**What is asked:**
Copy each line of the entries beneath that contains the word "title".
__________________________________________________
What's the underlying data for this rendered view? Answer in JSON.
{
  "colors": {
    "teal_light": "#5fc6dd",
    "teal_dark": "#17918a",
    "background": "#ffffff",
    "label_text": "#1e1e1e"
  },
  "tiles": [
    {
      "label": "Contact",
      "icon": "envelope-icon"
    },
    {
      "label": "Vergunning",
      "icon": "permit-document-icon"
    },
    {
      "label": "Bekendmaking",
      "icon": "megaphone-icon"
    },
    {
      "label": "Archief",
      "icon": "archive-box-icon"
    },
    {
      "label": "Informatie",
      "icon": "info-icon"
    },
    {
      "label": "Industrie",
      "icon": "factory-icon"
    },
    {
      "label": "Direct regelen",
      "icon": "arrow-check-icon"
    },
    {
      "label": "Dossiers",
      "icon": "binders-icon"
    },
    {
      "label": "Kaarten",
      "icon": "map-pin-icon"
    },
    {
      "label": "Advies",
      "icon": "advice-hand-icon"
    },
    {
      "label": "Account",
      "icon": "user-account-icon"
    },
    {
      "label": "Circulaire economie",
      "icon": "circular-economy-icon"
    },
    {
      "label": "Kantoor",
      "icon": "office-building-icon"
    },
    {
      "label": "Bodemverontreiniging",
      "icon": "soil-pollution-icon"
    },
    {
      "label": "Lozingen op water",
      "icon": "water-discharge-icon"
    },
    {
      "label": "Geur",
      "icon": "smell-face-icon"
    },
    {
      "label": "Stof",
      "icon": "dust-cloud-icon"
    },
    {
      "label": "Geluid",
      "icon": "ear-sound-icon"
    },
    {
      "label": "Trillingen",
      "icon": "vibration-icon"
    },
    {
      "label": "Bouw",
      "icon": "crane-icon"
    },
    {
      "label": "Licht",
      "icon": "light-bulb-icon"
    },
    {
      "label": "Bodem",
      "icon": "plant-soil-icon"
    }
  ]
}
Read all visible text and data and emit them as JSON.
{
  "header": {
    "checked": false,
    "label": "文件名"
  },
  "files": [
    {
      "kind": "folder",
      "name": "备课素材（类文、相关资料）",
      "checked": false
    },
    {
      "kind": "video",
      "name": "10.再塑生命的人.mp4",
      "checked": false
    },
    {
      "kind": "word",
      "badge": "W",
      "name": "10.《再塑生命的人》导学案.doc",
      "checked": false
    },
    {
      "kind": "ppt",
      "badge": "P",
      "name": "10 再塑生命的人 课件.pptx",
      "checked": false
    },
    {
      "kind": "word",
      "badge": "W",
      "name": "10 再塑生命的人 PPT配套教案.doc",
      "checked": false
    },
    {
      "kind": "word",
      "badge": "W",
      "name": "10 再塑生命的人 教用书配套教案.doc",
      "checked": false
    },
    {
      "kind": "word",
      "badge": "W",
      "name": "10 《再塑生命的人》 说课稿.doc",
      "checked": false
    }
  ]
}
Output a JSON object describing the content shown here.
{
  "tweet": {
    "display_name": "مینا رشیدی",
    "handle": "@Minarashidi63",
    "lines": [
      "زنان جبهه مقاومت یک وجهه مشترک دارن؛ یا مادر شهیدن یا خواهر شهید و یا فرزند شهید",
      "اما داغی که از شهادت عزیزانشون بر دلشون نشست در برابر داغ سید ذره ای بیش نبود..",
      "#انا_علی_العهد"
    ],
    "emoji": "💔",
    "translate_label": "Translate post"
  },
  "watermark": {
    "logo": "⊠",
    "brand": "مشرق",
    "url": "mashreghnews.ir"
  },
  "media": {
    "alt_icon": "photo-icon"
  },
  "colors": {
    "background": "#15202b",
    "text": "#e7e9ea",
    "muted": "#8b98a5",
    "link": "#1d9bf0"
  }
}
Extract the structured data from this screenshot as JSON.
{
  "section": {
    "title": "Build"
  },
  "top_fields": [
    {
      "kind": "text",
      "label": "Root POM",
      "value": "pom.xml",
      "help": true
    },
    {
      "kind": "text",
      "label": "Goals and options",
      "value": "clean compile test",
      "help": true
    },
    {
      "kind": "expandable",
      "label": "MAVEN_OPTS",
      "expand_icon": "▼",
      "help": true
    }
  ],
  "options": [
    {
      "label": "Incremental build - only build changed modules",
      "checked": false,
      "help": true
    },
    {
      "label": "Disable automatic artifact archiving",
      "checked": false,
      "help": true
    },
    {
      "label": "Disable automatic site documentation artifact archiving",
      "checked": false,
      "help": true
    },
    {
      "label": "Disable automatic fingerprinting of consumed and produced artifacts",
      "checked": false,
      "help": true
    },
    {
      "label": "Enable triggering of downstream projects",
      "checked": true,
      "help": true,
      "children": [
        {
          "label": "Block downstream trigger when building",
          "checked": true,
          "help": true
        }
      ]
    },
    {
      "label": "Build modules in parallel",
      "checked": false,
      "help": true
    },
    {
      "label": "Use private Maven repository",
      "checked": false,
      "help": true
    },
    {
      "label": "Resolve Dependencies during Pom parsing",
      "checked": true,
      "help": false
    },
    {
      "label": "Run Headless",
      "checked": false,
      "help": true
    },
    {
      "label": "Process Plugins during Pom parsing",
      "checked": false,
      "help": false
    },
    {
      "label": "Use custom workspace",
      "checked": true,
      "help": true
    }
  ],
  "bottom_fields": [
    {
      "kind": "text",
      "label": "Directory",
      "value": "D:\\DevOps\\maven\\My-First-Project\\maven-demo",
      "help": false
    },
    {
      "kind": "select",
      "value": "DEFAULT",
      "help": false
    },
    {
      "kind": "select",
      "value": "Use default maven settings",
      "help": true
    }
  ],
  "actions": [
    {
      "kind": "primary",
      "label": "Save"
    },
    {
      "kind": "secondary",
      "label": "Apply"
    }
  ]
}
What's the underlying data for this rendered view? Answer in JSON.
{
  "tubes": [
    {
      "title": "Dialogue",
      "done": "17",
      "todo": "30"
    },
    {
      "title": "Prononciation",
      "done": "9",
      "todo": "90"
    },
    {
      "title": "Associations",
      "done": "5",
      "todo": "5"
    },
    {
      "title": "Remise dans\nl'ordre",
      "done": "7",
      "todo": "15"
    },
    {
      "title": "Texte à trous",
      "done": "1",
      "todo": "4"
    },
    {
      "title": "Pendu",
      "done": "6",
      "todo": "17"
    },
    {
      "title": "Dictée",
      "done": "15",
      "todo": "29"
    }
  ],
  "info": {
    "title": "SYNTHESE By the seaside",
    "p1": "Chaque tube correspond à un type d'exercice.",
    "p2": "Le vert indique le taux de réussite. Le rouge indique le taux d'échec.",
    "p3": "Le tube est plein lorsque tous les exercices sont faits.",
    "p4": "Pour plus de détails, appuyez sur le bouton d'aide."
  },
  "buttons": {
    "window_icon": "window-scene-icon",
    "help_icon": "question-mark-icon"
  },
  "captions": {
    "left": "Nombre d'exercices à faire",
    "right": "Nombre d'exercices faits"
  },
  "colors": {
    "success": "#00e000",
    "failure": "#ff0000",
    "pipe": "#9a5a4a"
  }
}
__________________________________________________
**Output of the exercise:**
    "title": "Build"
      "title": "Dialogue",
      "title": "Prononciation",
      "title": "Associations",
      "title": "Remise dans\nl'ordre",
      "title": "Texte à trous",
      "title": "Pendu",
      "title": "Dictée",
    "title": "SYNTHESE By the seaside",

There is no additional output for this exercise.